◆ **What the exercise asks**
Set down the data below without change, skipping the pictures it holds.

◆ **Rows**
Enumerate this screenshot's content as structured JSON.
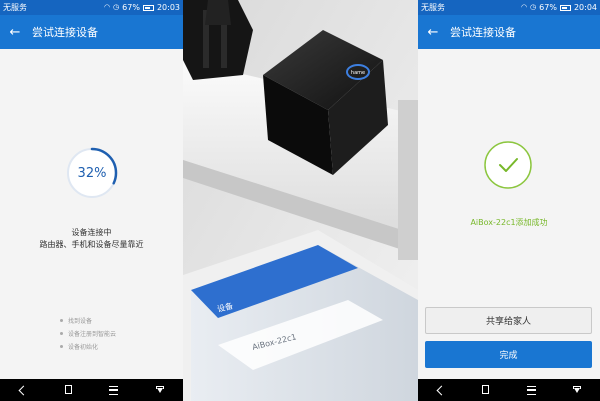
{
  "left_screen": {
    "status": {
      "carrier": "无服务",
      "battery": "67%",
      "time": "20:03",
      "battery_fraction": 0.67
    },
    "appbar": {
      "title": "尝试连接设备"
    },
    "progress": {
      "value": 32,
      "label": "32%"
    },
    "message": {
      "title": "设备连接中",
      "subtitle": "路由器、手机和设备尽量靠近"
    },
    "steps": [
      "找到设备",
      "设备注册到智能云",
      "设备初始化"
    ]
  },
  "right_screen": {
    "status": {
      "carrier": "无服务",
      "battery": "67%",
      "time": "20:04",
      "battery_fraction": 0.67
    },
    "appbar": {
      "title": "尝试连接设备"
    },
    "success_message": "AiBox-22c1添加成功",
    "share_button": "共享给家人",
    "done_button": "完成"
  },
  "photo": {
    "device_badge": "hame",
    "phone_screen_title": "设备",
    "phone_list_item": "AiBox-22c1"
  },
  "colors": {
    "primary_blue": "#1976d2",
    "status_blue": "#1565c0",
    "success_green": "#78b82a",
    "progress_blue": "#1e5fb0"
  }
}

◆ **The answer**
Enumerate this screenshot's content as structured JSON.
{
  "left_screen": {
    "status": {
      "carrier": "无服务",
      "battery": "67%",
      "time": "20:03",
      "battery_fraction": 0.67
    },
    "appbar": {
      "title": "尝试连接设备"
    },
    "progress": {
      "value": 32,
      "label": "32%"
    },
    "message": {
      "title": "设备连接中",
      "subtitle": "路由器、手机和设备尽量靠近"
    },
    "steps": [
      "找到设备",
      "设备注册到智能云",
      "设备初始化"
    ]
  },
  "right_screen": {
    "status": {
      "carrier": "无服务",
      "battery": "67%",
      "time": "20:04",
      "battery_fraction": 0.67
    },
    "appbar": {
      "title": "尝试连接设备"
    },
    "success_message": "AiBox-22c1添加成功",
    "share_button": "共享给家人",
    "done_button": "完成"
  },
  "photo": {
    "device_badge": "hame",
    "phone_screen_title": "设备",
    "phone_list_item": "AiBox-22c1"
  },
  "colors": {
    "primary_blue": "#1976d2",
    "status_blue": "#1565c0",
    "success_green": "#78b82a",
    "progress_blue": "#1e5fb0"
  }
}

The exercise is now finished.